- [Prompt] Put every line of the material below into a Markdown table with two columns, Row and Text. Number the rows in order and skip any blank lines.

- [Provided entries]
════════

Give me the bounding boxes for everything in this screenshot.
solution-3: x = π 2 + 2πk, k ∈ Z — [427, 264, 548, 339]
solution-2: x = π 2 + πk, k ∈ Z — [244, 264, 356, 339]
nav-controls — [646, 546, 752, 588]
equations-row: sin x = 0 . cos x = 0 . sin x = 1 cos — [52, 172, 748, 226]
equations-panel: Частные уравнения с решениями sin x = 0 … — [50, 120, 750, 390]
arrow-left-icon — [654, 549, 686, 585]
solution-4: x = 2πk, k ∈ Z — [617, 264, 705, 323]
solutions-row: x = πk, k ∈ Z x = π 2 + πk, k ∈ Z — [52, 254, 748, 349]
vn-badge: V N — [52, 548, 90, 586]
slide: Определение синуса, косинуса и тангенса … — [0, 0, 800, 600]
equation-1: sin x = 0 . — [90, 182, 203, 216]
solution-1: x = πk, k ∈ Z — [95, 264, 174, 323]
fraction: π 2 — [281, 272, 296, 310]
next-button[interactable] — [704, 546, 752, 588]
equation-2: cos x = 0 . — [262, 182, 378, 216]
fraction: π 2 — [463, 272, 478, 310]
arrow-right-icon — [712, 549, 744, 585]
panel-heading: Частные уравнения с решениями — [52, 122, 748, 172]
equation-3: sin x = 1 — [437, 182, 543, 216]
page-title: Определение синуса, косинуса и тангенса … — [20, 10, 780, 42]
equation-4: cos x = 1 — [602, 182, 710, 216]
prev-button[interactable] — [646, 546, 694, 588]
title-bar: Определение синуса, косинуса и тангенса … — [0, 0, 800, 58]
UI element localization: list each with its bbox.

════════

- [Finished answer]
| Row | Text |
|---|---|
| 1 | Give me the bounding boxes for everything in this screenshot. |
| 2 | solution-3: x = π 2 + 2πk, k ∈ Z — [427, 264, 548, 339] |
| 3 | solution-2: x = π 2 + πk, k ∈ Z — [244, 264, 356, 339] |
| 4 | nav-controls — [646, 546, 752, 588] |
| 5 | equations-row: sin x = 0 . cos x = 0 . sin x = 1 cos — [52, 172, 748, 226] |
| 6 | equations-panel: Частные уравнения с решениями sin x = 0 … — [50, 120, 750, 390] |
| 7 | arrow-left-icon — [654, 549, 686, 585] |
| 8 | solution-4: x = 2πk, k ∈ Z — [617, 264, 705, 323] |
| 9 | solutions-row: x = πk, k ∈ Z x = π 2 + πk, k ∈ Z — [52, 254, 748, 349] |
| 10 | vn-badge: V N — [52, 548, 90, 586] |
| 11 | slide: Определение синуса, косинуса и тангенса … — [0, 0, 800, 600] |
| 12 | equation-1: sin x = 0 . — [90, 182, 203, 216] |
| 13 | solution-1: x = πk, k ∈ Z — [95, 264, 174, 323] |
| 14 | fraction: π 2 — [281, 272, 296, 310] |
| 15 | next-button[interactable] — [704, 546, 752, 588] |
| 16 | equation-2: cos x = 0 . — [262, 182, 378, 216] |
| 17 | fraction: π 2 — [463, 272, 478, 310] |
| 18 | arrow-right-icon — [712, 549, 744, 585] |
| 19 | panel-heading: Частные уравнения с решениями — [52, 122, 748, 172] |
| 20 | equation-3: sin x = 1 — [437, 182, 543, 216] |
| 21 | page-title: Определение синуса, косинуса и тангенса … — [20, 10, 780, 42] |
| 22 | equation-4: cos x = 1 — [602, 182, 710, 216] |
| 23 | prev-button[interactable] — [646, 546, 694, 588] |
| 24 | title-bar: Определение синуса, косинуса и тангенса … — [0, 0, 800, 58] |
| 25 | UI element localization: list each with its bbox. |